Reproduce all the lines exactly as they stand, apart from the pictures.

━━━ DATASET EXTRACT

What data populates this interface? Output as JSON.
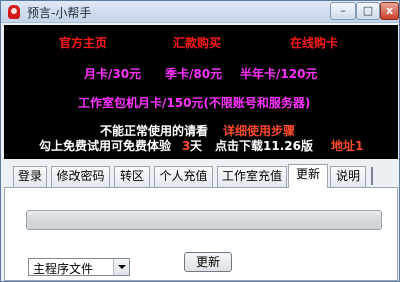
{
  "window": {
    "title": "预言-小帮手",
    "min_label": "–",
    "max_label": "□",
    "close_label": "x"
  },
  "banner": {
    "row1": [
      "官方主页",
      "汇款购买",
      "在线购卡"
    ],
    "row2": [
      "月卡/30元",
      "季卡/80元",
      "半年卡/120元"
    ],
    "row3": "工作室包机月卡/150元(不限账号和服务器)",
    "row4_prefix": "不能正常使用的请看",
    "row4_link": "详细使用步骤",
    "row5_part1": "勾上免费试用可免费体验",
    "row5_days": "3",
    "row5_part2": "天",
    "row5_download": "点击下载11.26版",
    "row5_link": "地址1"
  },
  "tabs": [
    {
      "label": "登录"
    },
    {
      "label": "修改密码"
    },
    {
      "label": "转区"
    },
    {
      "label": "个人充值"
    },
    {
      "label": "工作室充值"
    },
    {
      "label": "更新",
      "active": true
    },
    {
      "label": "说明"
    }
  ],
  "update_panel": {
    "progress_fraction": 0,
    "file_select_value": "主程序文件",
    "update_button_label": "更新"
  },
  "colors": {
    "banner_bg": "#000000",
    "red": "#ff1a1a",
    "magenta": "#ff33ff",
    "white": "#ffffff",
    "progress": "#35c84a"
  }
}
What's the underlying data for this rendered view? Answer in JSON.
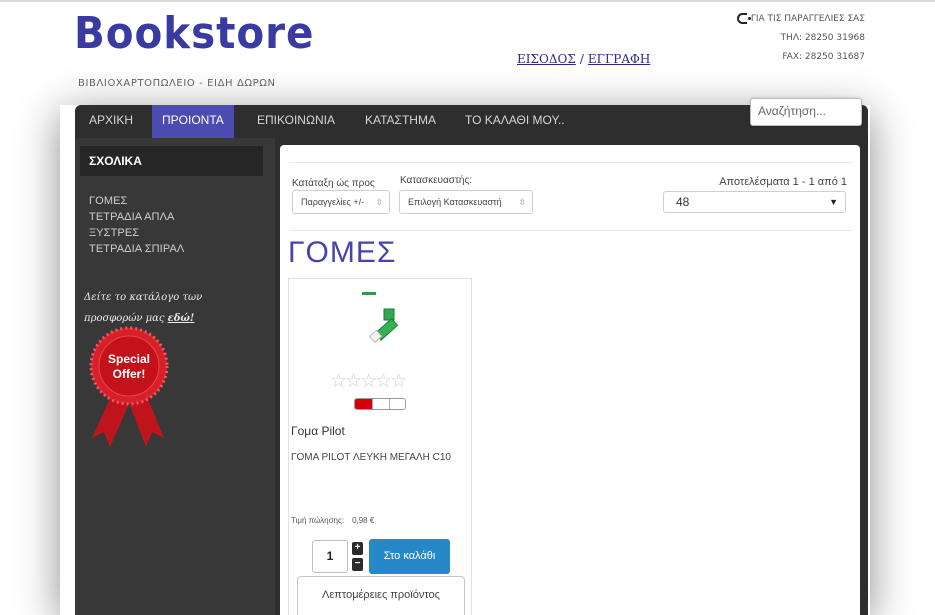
{
  "header": {
    "logo": "Bookstore",
    "tagline": "ΒΙΒΛΙΟΧΑΡΤΟΠΩΛΕΙΟ - ΕΙΔΗ ΔΩΡΩΝ",
    "login_label": "ΕΙΣΟΔΟΣ",
    "separator": "/",
    "register_label": "ΕΓΓΡΑΦΗ",
    "contact": {
      "title": "ΓΙΑ ΤΙΣ ΠΑΡΑΓΓΕΛΙΕΣ ΣΑΣ",
      "phone": "ΤΗΛ: 28250 31968",
      "fax": "FAX: 28250 31687",
      "icon": "phone-icon"
    }
  },
  "nav": {
    "items": [
      {
        "label": "ΑΡΧΙΚΗ"
      },
      {
        "label": "ΠΡΟΙΟΝΤΑ"
      },
      {
        "label": "ΕΠΙΚΟΙΝΩΝΙΑ"
      },
      {
        "label": "ΚΑΤΑΣΤΗΜΑ"
      },
      {
        "label": "ΤΟ ΚΑΛΑΘΙ ΜΟΥ.."
      }
    ],
    "search_placeholder": "Αναζήτηση...",
    "accent_color": "#4b4bb0"
  },
  "sidebar": {
    "header": "ΣΧΟΛΙΚΑ",
    "items": [
      "ΓΟΜΕΣ",
      "ΤΕΤΡΑΔΙΑ ΑΠΛΑ",
      "ΞΥΣΤΡΕΣ",
      "ΤΕΤΡΑΔΙΑ ΣΠΙΡΑΛ"
    ],
    "catalog_text": "Δείτε το κατάλογο των προσφορών μας",
    "catalog_link": "εδώ!",
    "badge_line1": "Special",
    "badge_line2": "Offer!"
  },
  "toolbar": {
    "sort_label": "Κατάταξη ώς προς",
    "sort_value": "Παραγγελίες +/-",
    "manufacturer_label": "Κατασκευαστής:",
    "manufacturer_value": "Επιλογή Κατασκευαστή",
    "results": "Αποτελέσματα 1 - 1 από 1",
    "per_page": "48"
  },
  "category_title": "ΓΟΜΕΣ",
  "product": {
    "name": "Γομα Pilot",
    "description": "ΓΟΜΑ PILOT ΛΕΥΚΗ ΜΕΓΑΛΗ C10",
    "price_label": "Τιμή πώλησης:",
    "price_value": "0,98 €",
    "quantity": "1",
    "qty_plus": "+",
    "qty_minus": "−",
    "add_to_cart": "Στο καλάθι",
    "details": "Λεπτομέρειες προϊόντος",
    "stars": "☆☆☆☆☆",
    "rating_fill": 0.33,
    "rating_color": "#d6000b",
    "cart_color": "#2688c6"
  }
}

━━━━━━

REPLY TO THE EXERCISE -
What data populates this interface? Output as JSON.
{
  "window": {
    "title": "预言-小帮手",
    "min_label": "–",
    "max_label": "□",
    "close_label": "x"
  },
  "banner": {
    "row1": [
      "官方主页",
      "汇款购买",
      "在线购卡"
    ],
    "row2": [
      "月卡/30元",
      "季卡/80元",
      "半年卡/120元"
    ],
    "row3": "工作室包机月卡/150元(不限账号和服务器)",
    "row4_prefix": "不能正常使用的请看",
    "row4_link": "详细使用步骤",
    "row5_part1": "勾上免费试用可免费体验",
    "row5_days": "3",
    "row5_part2": "天",
    "row5_download": "点击下载11.26版",
    "row5_link": "地址1"
  },
  "tabs": [
    {
      "label": "登录"
    },
    {
      "label": "修改密码"
    },
    {
      "label": "转区"
    },
    {
      "label": "个人充值"
    },
    {
      "label": "工作室充值"
    },
    {
      "label": "更新",
      "active": true
    },
    {
      "label": "说明"
    }
  ],
  "update_panel": {
    "progress_fraction": 0,
    "file_select_value": "主程序文件",
    "update_button_label": "更新"
  },
  "colors": {
    "banner_bg": "#000000",
    "red": "#ff1a1a",
    "magenta": "#ff33ff",
    "white": "#ffffff",
    "progress": "#35c84a"
  }
}
What's the underlying data for this rendered view? Answer in JSON.
{
  "header": {
    "logo": "Bookstore",
    "tagline": "ΒΙΒΛΙΟΧΑΡΤΟΠΩΛΕΙΟ - ΕΙΔΗ ΔΩΡΩΝ",
    "login_label": "ΕΙΣΟΔΟΣ",
    "separator": "/",
    "register_label": "ΕΓΓΡΑΦΗ",
    "contact": {
      "title": "ΓΙΑ ΤΙΣ ΠΑΡΑΓΓΕΛΙΕΣ ΣΑΣ",
      "phone": "ΤΗΛ: 28250 31968",
      "fax": "FAX: 28250 31687",
      "icon": "phone-icon"
    }
  },
  "nav": {
    "items": [
      {
        "label": "ΑΡΧΙΚΗ"
      },
      {
        "label": "ΠΡΟΙΟΝΤΑ"
      },
      {
        "label": "ΕΠΙΚΟΙΝΩΝΙΑ"
      },
      {
        "label": "ΚΑΤΑΣΤΗΜΑ"
      },
      {
        "label": "ΤΟ ΚΑΛΑΘΙ ΜΟΥ.."
      }
    ],
    "search_placeholder": "Αναζήτηση...",
    "accent_color": "#4b4bb0"
  },
  "sidebar": {
    "header": "ΣΧΟΛΙΚΑ",
    "items": [
      "ΓΟΜΕΣ",
      "ΤΕΤΡΑΔΙΑ ΑΠΛΑ",
      "ΞΥΣΤΡΕΣ",
      "ΤΕΤΡΑΔΙΑ ΣΠΙΡΑΛ"
    ],
    "catalog_text": "Δείτε το κατάλογο των προσφορών μας",
    "catalog_link": "εδώ!",
    "badge_line1": "Special",
    "badge_line2": "Offer!"
  },
  "toolbar": {
    "sort_label": "Κατάταξη ώς προς",
    "sort_value": "Παραγγελίες +/-",
    "manufacturer_label": "Κατασκευαστής:",
    "manufacturer_value": "Επιλογή Κατασκευαστή",
    "results": "Αποτελέσματα 1 - 1 από 1",
    "per_page": "48"
  },
  "category_title": "ΓΟΜΕΣ",
  "product": {
    "name": "Γομα Pilot",
    "description": "ΓΟΜΑ PILOT ΛΕΥΚΗ ΜΕΓΑΛΗ C10",
    "price_label": "Τιμή πώλησης:",
    "price_value": "0,98 €",
    "quantity": "1",
    "qty_plus": "+",
    "qty_minus": "−",
    "add_to_cart": "Στο καλάθι",
    "details": "Λεπτομέρειες προϊόντος",
    "stars": "☆☆☆☆☆",
    "rating_fill": 0.33,
    "rating_color": "#d6000b",
    "cart_color": "#2688c6"
  }
}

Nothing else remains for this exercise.